**Short problem:** Each line of the material below should be reproduced exactly.

**Data provided:**

━━━━━━━━━━━━━━━━━━━━

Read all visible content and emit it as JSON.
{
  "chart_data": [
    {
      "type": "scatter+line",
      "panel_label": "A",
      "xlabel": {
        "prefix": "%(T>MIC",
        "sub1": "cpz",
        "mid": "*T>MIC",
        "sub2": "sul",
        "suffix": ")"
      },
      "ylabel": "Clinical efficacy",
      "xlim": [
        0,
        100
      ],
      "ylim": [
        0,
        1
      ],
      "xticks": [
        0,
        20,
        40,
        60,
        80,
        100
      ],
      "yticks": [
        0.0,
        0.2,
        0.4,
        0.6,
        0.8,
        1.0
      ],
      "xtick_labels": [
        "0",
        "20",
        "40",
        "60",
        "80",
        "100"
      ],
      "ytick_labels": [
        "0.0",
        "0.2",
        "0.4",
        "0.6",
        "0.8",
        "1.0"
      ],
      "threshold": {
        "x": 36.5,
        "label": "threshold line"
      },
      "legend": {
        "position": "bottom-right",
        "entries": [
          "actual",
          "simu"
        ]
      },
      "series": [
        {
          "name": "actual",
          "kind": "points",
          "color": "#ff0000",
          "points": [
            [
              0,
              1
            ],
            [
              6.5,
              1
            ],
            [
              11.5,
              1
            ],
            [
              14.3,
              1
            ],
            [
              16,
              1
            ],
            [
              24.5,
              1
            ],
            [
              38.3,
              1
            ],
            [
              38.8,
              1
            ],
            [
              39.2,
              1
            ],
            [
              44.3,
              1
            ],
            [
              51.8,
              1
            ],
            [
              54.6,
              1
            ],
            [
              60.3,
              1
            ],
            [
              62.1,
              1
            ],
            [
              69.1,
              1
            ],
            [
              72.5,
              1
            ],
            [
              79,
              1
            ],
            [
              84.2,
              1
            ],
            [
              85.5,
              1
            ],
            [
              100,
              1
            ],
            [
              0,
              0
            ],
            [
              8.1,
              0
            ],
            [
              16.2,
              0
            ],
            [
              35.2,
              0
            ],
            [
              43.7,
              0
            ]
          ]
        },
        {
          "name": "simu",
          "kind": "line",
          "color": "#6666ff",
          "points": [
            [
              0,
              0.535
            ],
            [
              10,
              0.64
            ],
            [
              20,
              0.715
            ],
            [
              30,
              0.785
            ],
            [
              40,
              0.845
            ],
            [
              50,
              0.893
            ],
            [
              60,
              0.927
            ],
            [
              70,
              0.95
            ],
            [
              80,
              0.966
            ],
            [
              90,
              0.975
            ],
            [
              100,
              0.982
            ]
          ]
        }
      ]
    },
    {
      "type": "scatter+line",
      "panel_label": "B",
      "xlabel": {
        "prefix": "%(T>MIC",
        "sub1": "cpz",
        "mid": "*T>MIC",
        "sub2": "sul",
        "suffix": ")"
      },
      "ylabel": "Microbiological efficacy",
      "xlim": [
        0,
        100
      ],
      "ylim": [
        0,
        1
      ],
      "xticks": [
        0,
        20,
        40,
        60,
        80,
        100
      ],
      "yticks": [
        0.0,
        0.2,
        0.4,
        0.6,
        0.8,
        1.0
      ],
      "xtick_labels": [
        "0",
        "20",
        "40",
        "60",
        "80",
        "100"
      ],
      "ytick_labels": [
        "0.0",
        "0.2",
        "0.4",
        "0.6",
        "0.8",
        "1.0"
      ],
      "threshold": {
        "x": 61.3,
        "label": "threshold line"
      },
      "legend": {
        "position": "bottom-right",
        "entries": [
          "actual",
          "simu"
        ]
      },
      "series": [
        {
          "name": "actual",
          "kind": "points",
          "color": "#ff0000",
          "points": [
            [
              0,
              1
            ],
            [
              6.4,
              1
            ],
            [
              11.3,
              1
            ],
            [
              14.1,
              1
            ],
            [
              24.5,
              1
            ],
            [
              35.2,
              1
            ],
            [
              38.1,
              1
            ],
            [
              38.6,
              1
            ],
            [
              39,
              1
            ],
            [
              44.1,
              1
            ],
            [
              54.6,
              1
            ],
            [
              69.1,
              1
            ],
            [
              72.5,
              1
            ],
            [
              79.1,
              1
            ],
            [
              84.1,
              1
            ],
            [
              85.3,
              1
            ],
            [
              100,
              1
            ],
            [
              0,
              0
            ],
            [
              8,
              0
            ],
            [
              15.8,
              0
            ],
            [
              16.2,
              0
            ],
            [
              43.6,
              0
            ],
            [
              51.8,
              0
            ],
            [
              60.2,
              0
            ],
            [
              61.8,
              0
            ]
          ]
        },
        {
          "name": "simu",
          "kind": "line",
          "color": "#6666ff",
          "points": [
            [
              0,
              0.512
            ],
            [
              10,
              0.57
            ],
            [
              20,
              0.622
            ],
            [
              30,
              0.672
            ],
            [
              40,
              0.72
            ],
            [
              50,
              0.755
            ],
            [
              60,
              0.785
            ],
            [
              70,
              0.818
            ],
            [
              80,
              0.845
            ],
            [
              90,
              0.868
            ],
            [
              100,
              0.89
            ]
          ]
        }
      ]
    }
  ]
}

━━━━━━━━━━━━━━━━━━━━

**Answer to this problem:**
Read all visible content and emit it as JSON.
{
  "chart_data": [
    {
      "type": "scatter+line",
      "panel_label": "A",
      "xlabel": {
        "prefix": "%(T>MIC",
        "sub1": "cpz",
        "mid": "*T>MIC",
        "sub2": "sul",
        "suffix": ")"
      },
      "ylabel": "Clinical efficacy",
      "xlim": [
        0,
        100
      ],
      "ylim": [
        0,
        1
      ],
      "xticks": [
        0,
        20,
        40,
        60,
        80,
        100
      ],
      "yticks": [
        0.0,
        0.2,
        0.4,
        0.6,
        0.8,
        1.0
      ],
      "xtick_labels": [
        "0",
        "20",
        "40",
        "60",
        "80",
        "100"
      ],
      "ytick_labels": [
        "0.0",
        "0.2",
        "0.4",
        "0.6",
        "0.8",
        "1.0"
      ],
      "threshold": {
        "x": 36.5,
        "label": "threshold line"
      },
      "legend": {
        "position": "bottom-right",
        "entries": [
          "actual",
          "simu"
        ]
      },
      "series": [
        {
          "name": "actual",
          "kind": "points",
          "color": "#ff0000",
          "points": [
            [
              0,
              1
            ],
            [
              6.5,
              1
            ],
            [
              11.5,
              1
            ],
            [
              14.3,
              1
            ],
            [
              16,
              1
            ],
            [
              24.5,
              1
            ],
            [
              38.3,
              1
            ],
            [
              38.8,
              1
            ],
            [
              39.2,
              1
            ],
            [
              44.3,
              1
            ],
            [
              51.8,
              1
            ],
            [
              54.6,
              1
            ],
            [
              60.3,
              1
            ],
            [
              62.1,
              1
            ],
            [
              69.1,
              1
            ],
            [
              72.5,
              1
            ],
            [
              79,
              1
            ],
            [
              84.2,
              1
            ],
            [
              85.5,
              1
            ],
            [
              100,
              1
            ],
            [
              0,
              0
            ],
            [
              8.1,
              0
            ],
            [
              16.2,
              0
            ],
            [
              35.2,
              0
            ],
            [
              43.7,
              0
            ]
          ]
        },
        {
          "name": "simu",
          "kind": "line",
          "color": "#6666ff",
          "points": [
            [
              0,
              0.535
            ],
            [
              10,
              0.64
            ],
            [
              20,
              0.715
            ],
            [
              30,
              0.785
            ],
            [
              40,
              0.845
            ],
            [
              50,
              0.893
            ],
            [
              60,
              0.927
            ],
            [
              70,
              0.95
            ],
            [
              80,
              0.966
            ],
            [
              90,
              0.975
            ],
            [
              100,
              0.982
            ]
          ]
        }
      ]
    },
    {
      "type": "scatter+line",
      "panel_label": "B",
      "xlabel": {
        "prefix": "%(T>MIC",
        "sub1": "cpz",
        "mid": "*T>MIC",
        "sub2": "sul",
        "suffix": ")"
      },
      "ylabel": "Microbiological efficacy",
      "xlim": [
        0,
        100
      ],
      "ylim": [
        0,
        1
      ],
      "xticks": [
        0,
        20,
        40,
        60,
        80,
        100
      ],
      "yticks": [
        0.0,
        0.2,
        0.4,
        0.6,
        0.8,
        1.0
      ],
      "xtick_labels": [
        "0",
        "20",
        "40",
        "60",
        "80",
        "100"
      ],
      "ytick_labels": [
        "0.0",
        "0.2",
        "0.4",
        "0.6",
        "0.8",
        "1.0"
      ],
      "threshold": {
        "x": 61.3,
        "label": "threshold line"
      },
      "legend": {
        "position": "bottom-right",
        "entries": [
          "actual",
          "simu"
        ]
      },
      "series": [
        {
          "name": "actual",
          "kind": "points",
          "color": "#ff0000",
          "points": [
            [
              0,
              1
            ],
            [
              6.4,
              1
            ],
            [
              11.3,
              1
            ],
            [
              14.1,
              1
            ],
            [
              24.5,
              1
            ],
            [
              35.2,
              1
            ],
            [
              38.1,
              1
            ],
            [
              38.6,
              1
            ],
            [
              39,
              1
            ],
            [
              44.1,
              1
            ],
            [
              54.6,
              1
            ],
            [
              69.1,
              1
            ],
            [
              72.5,
              1
            ],
            [
              79.1,
              1
            ],
            [
              84.1,
              1
            ],
            [
              85.3,
              1
            ],
            [
              100,
              1
            ],
            [
              0,
              0
            ],
            [
              8,
              0
            ],
            [
              15.8,
              0
            ],
            [
              16.2,
              0
            ],
            [
              43.6,
              0
            ],
            [
              51.8,
              0
            ],
            [
              60.2,
              0
            ],
            [
              61.8,
              0
            ]
          ]
        },
        {
          "name": "simu",
          "kind": "line",
          "color": "#6666ff",
          "points": [
            [
              0,
              0.512
            ],
            [
              10,
              0.57
            ],
            [
              20,
              0.622
            ],
            [
              30,
              0.672
            ],
            [
              40,
              0.72
            ],
            [
              50,
              0.755
            ],
            [
              60,
              0.785
            ],
            [
              70,
              0.818
            ],
            [
              80,
              0.845
            ],
            [
              90,
              0.868
            ],
            [
              100,
              0.89
            ]
          ]
        }
      ]
    }
  ]
}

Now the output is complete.